--- Start ---

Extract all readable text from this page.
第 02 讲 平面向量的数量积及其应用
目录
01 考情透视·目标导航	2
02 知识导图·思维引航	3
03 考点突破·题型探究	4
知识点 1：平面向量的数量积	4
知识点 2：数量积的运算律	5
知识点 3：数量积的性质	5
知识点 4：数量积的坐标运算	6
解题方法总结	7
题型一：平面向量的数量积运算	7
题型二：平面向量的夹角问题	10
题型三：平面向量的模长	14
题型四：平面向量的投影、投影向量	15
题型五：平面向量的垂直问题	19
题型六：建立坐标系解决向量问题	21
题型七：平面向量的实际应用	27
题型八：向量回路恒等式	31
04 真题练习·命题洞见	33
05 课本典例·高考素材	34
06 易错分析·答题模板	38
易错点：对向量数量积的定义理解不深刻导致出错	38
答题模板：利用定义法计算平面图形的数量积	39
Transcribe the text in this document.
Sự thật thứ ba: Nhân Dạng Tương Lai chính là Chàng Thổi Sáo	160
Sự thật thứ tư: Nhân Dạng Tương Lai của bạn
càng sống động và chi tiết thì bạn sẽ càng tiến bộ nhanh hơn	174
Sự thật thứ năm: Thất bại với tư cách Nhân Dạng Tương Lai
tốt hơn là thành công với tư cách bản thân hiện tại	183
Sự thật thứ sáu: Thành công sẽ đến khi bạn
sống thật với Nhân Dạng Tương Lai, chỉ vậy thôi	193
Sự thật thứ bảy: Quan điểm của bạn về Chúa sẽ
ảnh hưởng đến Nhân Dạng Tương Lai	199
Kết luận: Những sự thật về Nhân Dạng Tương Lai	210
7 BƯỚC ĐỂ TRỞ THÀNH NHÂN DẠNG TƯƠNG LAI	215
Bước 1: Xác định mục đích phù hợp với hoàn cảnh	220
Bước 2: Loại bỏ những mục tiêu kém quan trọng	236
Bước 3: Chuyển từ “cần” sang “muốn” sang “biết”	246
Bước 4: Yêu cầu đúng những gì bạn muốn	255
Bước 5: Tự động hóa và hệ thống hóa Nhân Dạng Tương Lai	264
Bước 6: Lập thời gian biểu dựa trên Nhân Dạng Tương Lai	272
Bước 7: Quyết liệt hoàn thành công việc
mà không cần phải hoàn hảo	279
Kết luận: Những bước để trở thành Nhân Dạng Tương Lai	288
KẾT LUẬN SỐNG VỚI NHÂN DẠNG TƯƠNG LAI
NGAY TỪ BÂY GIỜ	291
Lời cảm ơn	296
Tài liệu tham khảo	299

--- End ---

*GIVEN PROBLEM*: Go through the material and copy out every line with "this" in it.

*PROBLEM SOLUTION*:
Extract all readable text from this page.
Transcribe the text in this document.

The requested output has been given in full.